• EXERCISE INSTRUCTIONS
Reproduce the records that follow in full, excluding any picture they contain.

== DATA SUPPLIED

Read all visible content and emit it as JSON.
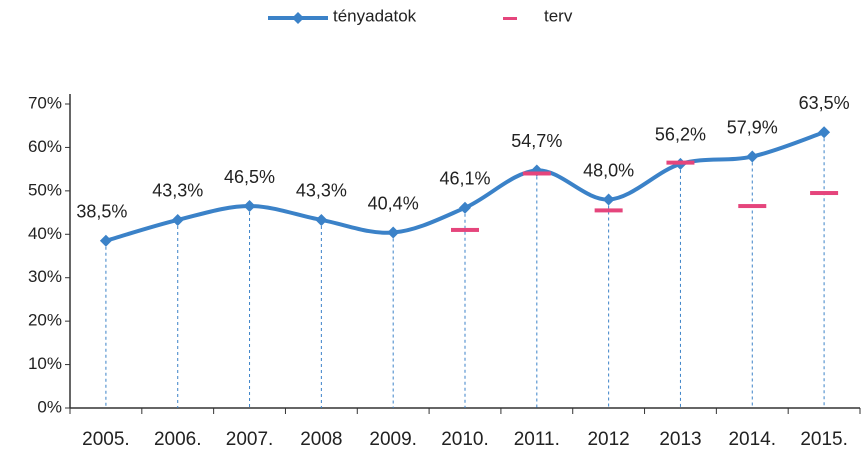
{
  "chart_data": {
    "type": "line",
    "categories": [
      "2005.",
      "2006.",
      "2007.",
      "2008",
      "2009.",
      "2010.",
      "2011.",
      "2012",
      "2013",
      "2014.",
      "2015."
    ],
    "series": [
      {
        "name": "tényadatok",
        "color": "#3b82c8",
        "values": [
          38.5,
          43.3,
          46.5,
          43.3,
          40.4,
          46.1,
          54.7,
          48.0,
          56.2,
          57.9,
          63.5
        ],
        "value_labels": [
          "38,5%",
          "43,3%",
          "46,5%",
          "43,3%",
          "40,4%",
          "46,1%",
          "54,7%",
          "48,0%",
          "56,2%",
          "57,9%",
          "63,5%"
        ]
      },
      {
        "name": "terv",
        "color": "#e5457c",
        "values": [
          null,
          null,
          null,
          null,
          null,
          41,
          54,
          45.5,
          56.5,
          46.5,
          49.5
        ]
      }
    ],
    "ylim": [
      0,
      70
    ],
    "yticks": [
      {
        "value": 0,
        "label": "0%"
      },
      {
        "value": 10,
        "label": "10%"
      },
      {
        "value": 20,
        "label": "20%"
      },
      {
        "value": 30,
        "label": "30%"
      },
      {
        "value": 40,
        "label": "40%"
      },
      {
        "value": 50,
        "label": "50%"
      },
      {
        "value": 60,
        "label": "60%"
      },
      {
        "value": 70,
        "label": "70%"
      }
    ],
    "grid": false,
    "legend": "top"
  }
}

====

• EXERCISE RESPONSE
Read all visible content and emit it as JSON.
{
  "chart_data": {
    "type": "line",
    "categories": [
      "2005.",
      "2006.",
      "2007.",
      "2008",
      "2009.",
      "2010.",
      "2011.",
      "2012",
      "2013",
      "2014.",
      "2015."
    ],
    "series": [
      {
        "name": "tényadatok",
        "color": "#3b82c8",
        "values": [
          38.5,
          43.3,
          46.5,
          43.3,
          40.4,
          46.1,
          54.7,
          48.0,
          56.2,
          57.9,
          63.5
        ],
        "value_labels": [
          "38,5%",
          "43,3%",
          "46,5%",
          "43,3%",
          "40,4%",
          "46,1%",
          "54,7%",
          "48,0%",
          "56,2%",
          "57,9%",
          "63,5%"
        ]
      },
      {
        "name": "terv",
        "color": "#e5457c",
        "values": [
          null,
          null,
          null,
          null,
          null,
          41,
          54,
          45.5,
          56.5,
          46.5,
          49.5
        ]
      }
    ],
    "ylim": [
      0,
      70
    ],
    "yticks": [
      {
        "value": 0,
        "label": "0%"
      },
      {
        "value": 10,
        "label": "10%"
      },
      {
        "value": 20,
        "label": "20%"
      },
      {
        "value": 30,
        "label": "30%"
      },
      {
        "value": 40,
        "label": "40%"
      },
      {
        "value": 50,
        "label": "50%"
      },
      {
        "value": 60,
        "label": "60%"
      },
      {
        "value": 70,
        "label": "70%"
      }
    ],
    "grid": false,
    "legend": "top"
  }
}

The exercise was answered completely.